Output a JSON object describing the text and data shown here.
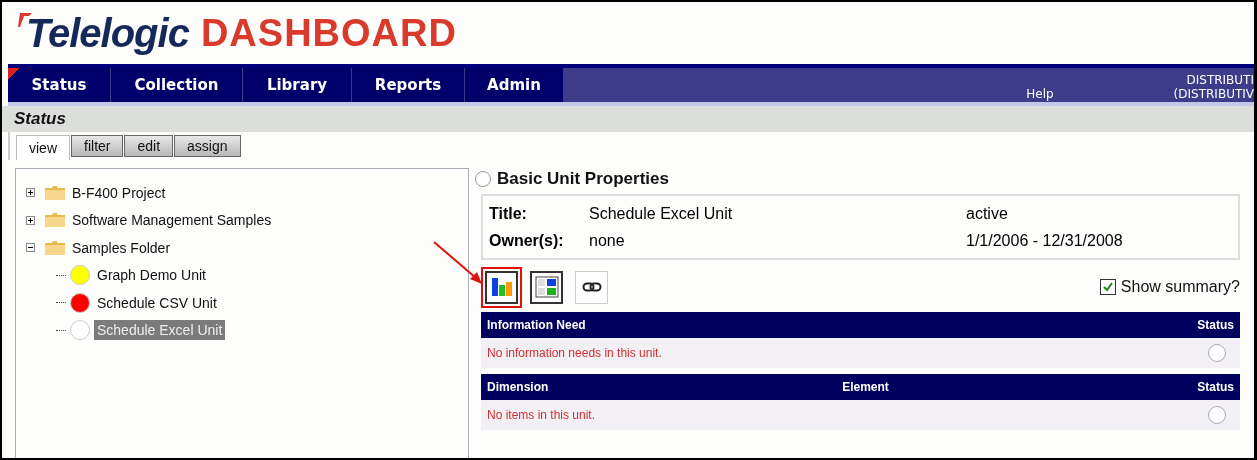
{
  "header": {
    "brand": "Telelogic",
    "product": "DASHBOARD"
  },
  "nav": {
    "items": [
      {
        "label": "Status",
        "selected": true
      },
      {
        "label": "Collection",
        "selected": false
      },
      {
        "label": "Library",
        "selected": false
      },
      {
        "label": "Reports",
        "selected": false
      },
      {
        "label": "Admin",
        "selected": false
      }
    ],
    "help": "Help",
    "user_lines": [
      "DISTRIBUTI",
      "(DISTRIBUTIV"
    ]
  },
  "page_title": "Status",
  "subtabs": [
    {
      "label": "view",
      "selected": true
    },
    {
      "label": "filter",
      "selected": false
    },
    {
      "label": "edit",
      "selected": false
    },
    {
      "label": "assign",
      "selected": false
    }
  ],
  "tree": [
    {
      "kind": "folder",
      "label": "B-F400 Project",
      "expanded": false,
      "selected": false
    },
    {
      "kind": "folder",
      "label": "Software Management Samples",
      "expanded": false,
      "selected": false
    },
    {
      "kind": "folder",
      "label": "Samples Folder",
      "expanded": true,
      "selected": false,
      "children": [
        {
          "kind": "unit",
          "label": "Graph Demo Unit",
          "color": "#ffff00",
          "selected": false
        },
        {
          "kind": "unit",
          "label": "Schedule CSV Unit",
          "color": "#ff0000",
          "selected": false
        },
        {
          "kind": "unit",
          "label": "Schedule Excel Unit",
          "color": "#ffffff",
          "selected": true
        }
      ]
    }
  ],
  "properties": {
    "heading": "Basic Unit Properties",
    "rows": [
      {
        "label": "Title:",
        "value": "Schedule Excel Unit",
        "extra": "active"
      },
      {
        "label": "Owner(s):",
        "value": "none",
        "extra": "1/1/2006 - 12/31/2008"
      }
    ]
  },
  "toolbar": [
    {
      "kind": "chart",
      "highlighted": true
    },
    {
      "kind": "grid",
      "highlighted": false
    },
    {
      "kind": "link",
      "highlighted": false
    }
  ],
  "show_summary": {
    "label": "Show summary?",
    "checked": true
  },
  "tables": [
    {
      "columns": [
        "Information Need",
        "Status"
      ],
      "empty": "No information needs in this unit."
    },
    {
      "columns": [
        "Dimension",
        "Element",
        "Status"
      ],
      "empty": "No items in this unit."
    }
  ]
}
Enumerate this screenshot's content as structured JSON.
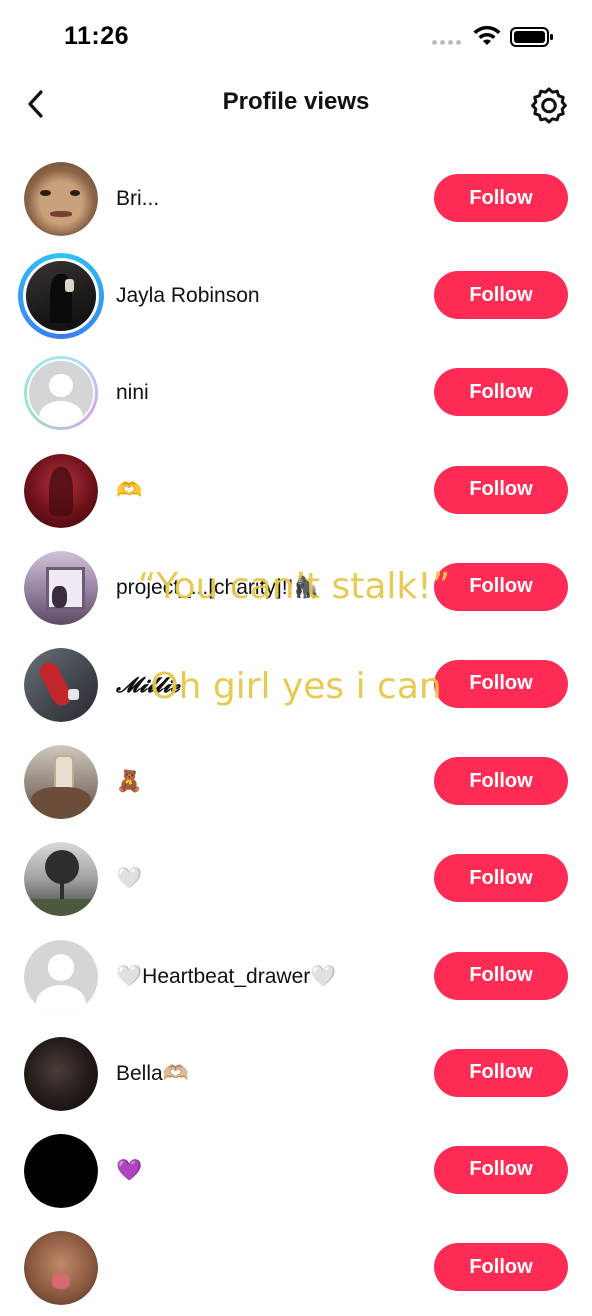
{
  "status_bar": {
    "time": "11:26"
  },
  "header": {
    "title": "Profile views"
  },
  "follow_label": "Follow",
  "viewers": [
    {
      "name": "Bri...",
      "avatar": "photo-face-closeup",
      "ring": ""
    },
    {
      "name": "Jayla Robinson",
      "avatar": "photo-mirror-selfie-dark",
      "ring": "blue"
    },
    {
      "name": "nini",
      "avatar": "default-avatar",
      "ring": "pastel"
    },
    {
      "name": "🫶",
      "avatar": "photo-red-tint",
      "ring": ""
    },
    {
      "name": "project_...[charity]!!🦍",
      "avatar": "photo-window-scene",
      "ring": ""
    },
    {
      "name": "𝓜𝓲𝓵𝓵𝓲𝓮",
      "avatar": "photo-red-bottle",
      "ring": ""
    },
    {
      "name": "🧸",
      "avatar": "photo-phone-selfie",
      "ring": ""
    },
    {
      "name": "🤍",
      "avatar": "photo-tree-silhouette",
      "ring": ""
    },
    {
      "name": "🤍Heartbeat_drawer🤍",
      "avatar": "default-avatar",
      "ring": ""
    },
    {
      "name": "Bella🫶🏼",
      "avatar": "photo-dark-face",
      "ring": ""
    },
    {
      "name": "💜",
      "avatar": "solid-black",
      "ring": ""
    },
    {
      "name": "",
      "avatar": "photo-face-tongue",
      "ring": ""
    }
  ],
  "overlay": {
    "line1": "“You can’t stalk!”",
    "line2": "Oh girl yes i can"
  },
  "colors": {
    "follow_button": "#fe2c55",
    "overlay_text": "#e6c84a",
    "story_ring": "#2ec5f5"
  }
}
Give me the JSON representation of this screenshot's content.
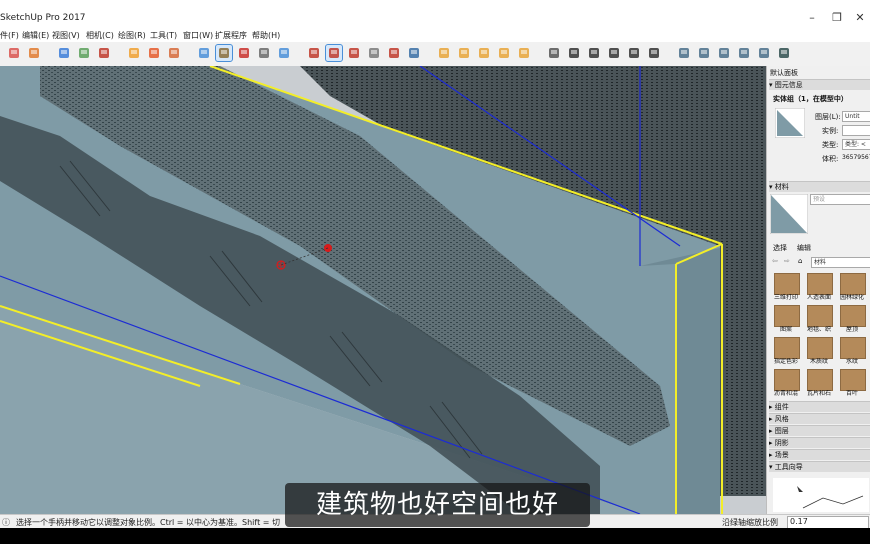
{
  "window": {
    "title": "SketchUp Pro 2017",
    "controls": [
      "minimize",
      "maximize",
      "close"
    ]
  },
  "menu": {
    "items": [
      "件(F)",
      "编辑(E)",
      "视图(V)",
      "相机(C)",
      "绘图(R)",
      "工具(T)",
      "窗口(W)",
      "扩展程序",
      "帮助(H)"
    ]
  },
  "toolbar": {
    "icons": [
      "orbit-icon",
      "open-icon",
      "eraser-icon",
      "paint-icon",
      "arc-icon",
      "push-pull-icon",
      "cloud-icon",
      "cloud-2-icon",
      "select-icon",
      "tape-icon",
      "eraser-2-icon",
      "section-icon",
      "select-2-icon",
      "move-icon",
      "scale-icon",
      "axes-icon",
      "offset-icon",
      "flag-icon",
      "walk-icon",
      "component-1-icon",
      "component-2-icon",
      "component-3-icon",
      "component-4-icon",
      "component-5-icon",
      "iso-view-icon",
      "top-view-icon",
      "front-view-icon",
      "right-view-icon",
      "back-view-icon",
      "left-view-icon",
      "xray-icon",
      "wireframe-icon",
      "hidden-line-icon",
      "shaded-icon",
      "textured-icon",
      "monochrome-icon"
    ]
  },
  "tray": {
    "title": "默认面板",
    "entity_info": {
      "header": "图元信息",
      "summary": "实体组（1，在模型中）",
      "layer_label": "图层(L):",
      "layer_value": "Untit",
      "instance_label": "实例:",
      "instance_value": "",
      "type_label": "类型:",
      "type_value": "类型: <",
      "volume_label": "体积:",
      "volume_value": "36579567"
    },
    "materials": {
      "header": "材料",
      "preview_name": "预设",
      "tab_select": "选择",
      "tab_edit": "编辑",
      "library": "材料",
      "swatches": [
        "三维打印",
        "人造表面",
        "园林绿化",
        "图案",
        "地毯、织",
        "屋顶",
        "指定色彩",
        "木质纹",
        "水纹",
        "沥青和混",
        "瓦片和石",
        "百叶"
      ]
    },
    "collapsed_panels": [
      "组件",
      "风格",
      "图层",
      "阴影",
      "场景"
    ],
    "instructor": {
      "header": "工具向导"
    }
  },
  "status": {
    "info_icon": "info-icon",
    "message": "选择一个手柄并移动它以调整对象比例。Ctrl = 以中心为基准。Shift = 切",
    "measure_label": "沿绿轴缩放比例",
    "measure_value": "0.17"
  },
  "subtitle": "建筑物也好空间也好",
  "colors": {
    "viewport_bg": "#c9cdd1",
    "section_box": "#7f9ba6",
    "selection_yellow": "#f3ee28",
    "blue_axis": "#1c2bd4",
    "point_cloud": "#2b3a40"
  }
}
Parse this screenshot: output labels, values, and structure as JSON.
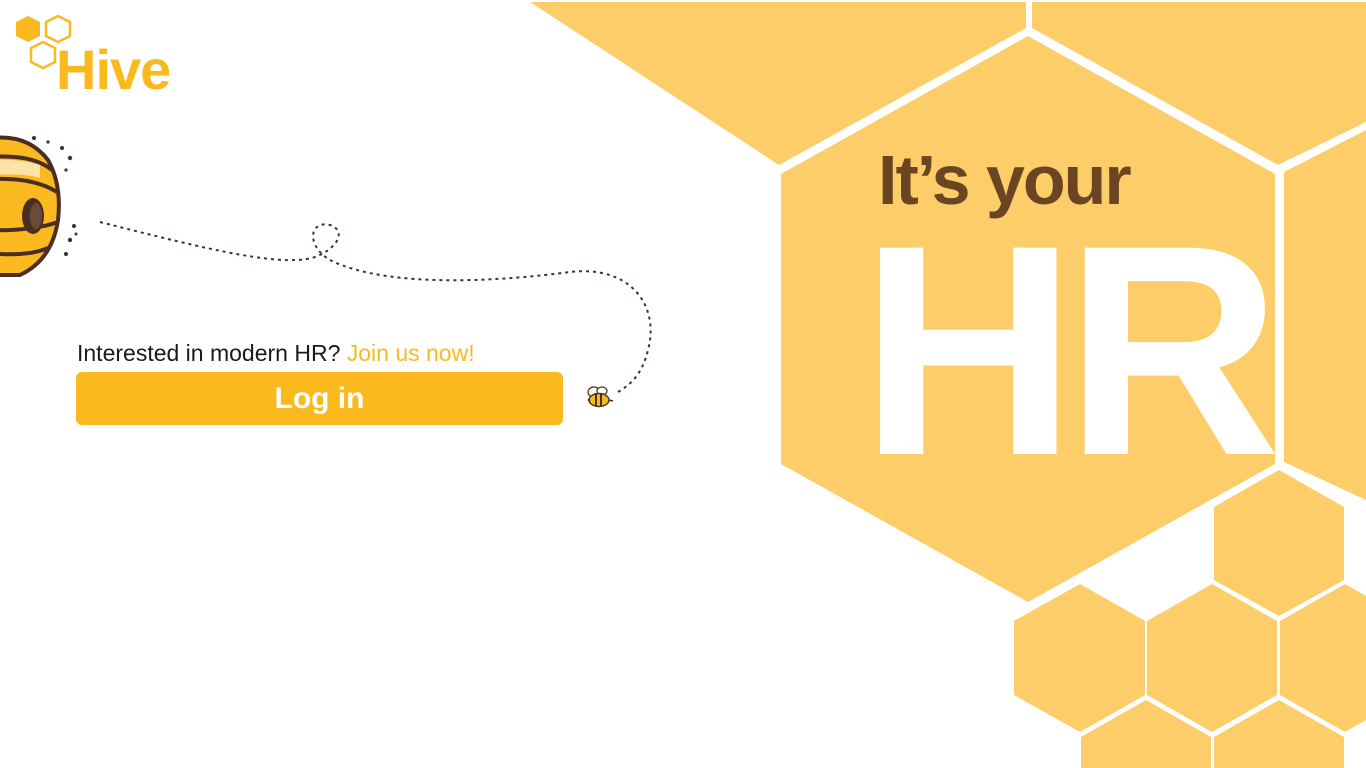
{
  "brand": {
    "name": "Hive",
    "color": "#fbb920"
  },
  "login_panel": {
    "prompt_text": "Interested in modern HR?",
    "join_link_label": "Join us now!",
    "login_button_label": "Log in"
  },
  "hero": {
    "tagline": "It’s your",
    "headline": "HR",
    "panel_color": "#fdcd69",
    "tagline_color": "#6b4421"
  },
  "icons": {
    "logo": "honeycomb-logo-icon",
    "hive": "beehive-illustration-icon",
    "bee": "bee-icon",
    "path": "dotted-flight-path"
  }
}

TASK STATEMENT:
Copy all lines of the listing above that contain the string "Excel".

SOLVED EXERCISE:
          "label": "Schedule Excel Unit",
        "value": "Schedule Excel Unit",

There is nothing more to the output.